#### Passage provided:
● ● ● ● ●

Posted by: Mark Albert 29. August 2014

Visualizing a Record-Breaking Contribution

Cutting tool manufacturer Sandvik Coromant is planning to set a new Guinness World Record at the International Manufacturing Technology Show (IMTS). The record will represent the impact of manufacturing on the U.S. economy. Specifically, the company says that the manufacturing industry contributes more than $65,000 to the U.S. economy every second.  

On September 10, the world’s largest coin mosaic will be unveiled to help raise public awareness of the importance of manufacturing and show that manufacturing is a viable career option for present and future generations. The world record-breaking mosaic is intended to visually represent this amount in both design and total value of the coins.

The mosaic will be constructed in Soldier Field’s South Parking Lot A-2, located outside the East Building of McCormick Place at the IMTS Show. The mosaic will be available for viewing starting Tuesday, September 9 and will continue until the grand unveiling ceremony Wednesday, September 10 at 10 a.m.

● ● ● ● ●

Layout coordinate data
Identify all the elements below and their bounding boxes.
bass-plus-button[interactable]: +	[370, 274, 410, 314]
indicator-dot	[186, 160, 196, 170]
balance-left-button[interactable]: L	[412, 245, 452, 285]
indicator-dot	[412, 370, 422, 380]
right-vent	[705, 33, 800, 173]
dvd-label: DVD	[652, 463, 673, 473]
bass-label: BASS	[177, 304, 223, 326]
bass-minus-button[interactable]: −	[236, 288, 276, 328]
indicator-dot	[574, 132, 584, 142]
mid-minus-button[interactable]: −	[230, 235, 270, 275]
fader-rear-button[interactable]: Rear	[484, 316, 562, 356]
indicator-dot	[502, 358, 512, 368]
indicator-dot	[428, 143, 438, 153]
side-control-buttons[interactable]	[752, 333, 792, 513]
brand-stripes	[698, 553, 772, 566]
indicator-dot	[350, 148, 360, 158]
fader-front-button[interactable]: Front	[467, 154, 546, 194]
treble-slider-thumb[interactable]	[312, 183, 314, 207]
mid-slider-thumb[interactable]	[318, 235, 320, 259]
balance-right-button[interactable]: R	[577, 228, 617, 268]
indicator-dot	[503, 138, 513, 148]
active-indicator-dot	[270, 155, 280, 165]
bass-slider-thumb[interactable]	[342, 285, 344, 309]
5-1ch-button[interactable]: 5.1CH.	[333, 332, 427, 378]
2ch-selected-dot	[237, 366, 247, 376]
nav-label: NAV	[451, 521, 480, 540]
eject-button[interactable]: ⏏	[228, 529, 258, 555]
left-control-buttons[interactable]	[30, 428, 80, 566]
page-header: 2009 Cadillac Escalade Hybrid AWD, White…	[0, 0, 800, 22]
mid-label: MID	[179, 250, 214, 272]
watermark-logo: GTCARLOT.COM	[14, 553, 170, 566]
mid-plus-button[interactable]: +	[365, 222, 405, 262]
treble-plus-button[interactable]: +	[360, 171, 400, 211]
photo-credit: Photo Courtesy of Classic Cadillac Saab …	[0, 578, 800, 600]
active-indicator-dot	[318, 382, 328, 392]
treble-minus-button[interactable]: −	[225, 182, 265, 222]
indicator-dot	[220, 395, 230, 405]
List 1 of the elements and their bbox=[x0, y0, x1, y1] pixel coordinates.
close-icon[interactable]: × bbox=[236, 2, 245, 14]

● ● ● ● ●

#### To-do list:
A - Retype the article on the coin mosaic word for word, beginning at the words "Cutting tool manufacturer" and stopping after the words "of the coins.".
B - List every distinct calendar date mentioned in the article on the record-breaking coin mosaic.
C - Carry on the article about the coin mosaic at IMTS from the point where it stops.
The records are not required for any of the work that follows.

#### Written answers:
A -
Cutting tool manufacturer Sandvik Coromant is planning to set a new Guinness World Record at the International Manufacturing Technology Show (IMTS). The record will represent the impact of manufacturing on the U.S. economy. Specifically, the company says that the manufacturing industry contributes more than $65,000 to the U.S. economy every second.  

On September 10, the world’s largest coin mosaic will be unveiled to help raise public awareness of the importance of manufacturing and show that manufacturing is a viable career option for present and future generations. The world record-breaking mosaic is intended to visually represent this amount in both design and total value of the coins.

B - 29 August 2014; Tuesday, September 9; Wednesday, September 10

C -
“We want people to understand just how much money manufacturing contributes to the U.S. economy every second and this mosaic will be a fun way to visually bring that to life,” says Eduardo Martin, President Market Area Americas Sandvik Coromant. “It also helps the next generation of workers realize the vast opportunity that exists within our industry and see manufacturing as an advantageous career choice.”

To provide additional opportunities for students interested in careers in manufacturing, Sandvik Coromant, with help from several industry sponsors, will make a large donation to The Manufacturing Institute. This donation will help students take advantage of STEM education and help fund its summer camps, as well as other initiatives including “Dream It. Do It.” and “STEP Ahead,” a women-in-manufacturing initiative.

“We were excited when Sandvik Coromant approached us with their idea and we encourage all show attendees and anyone in the area to stop by to learn more about the wide variety of career opportunities in manufacturing,” says Jennifer McNelly, president of The Manufacturing Institute. “We hope this effort will help future generations to see the manufacturing industry as a great career path and encourage them to take advantage of the opportunities that STEM-education provides.”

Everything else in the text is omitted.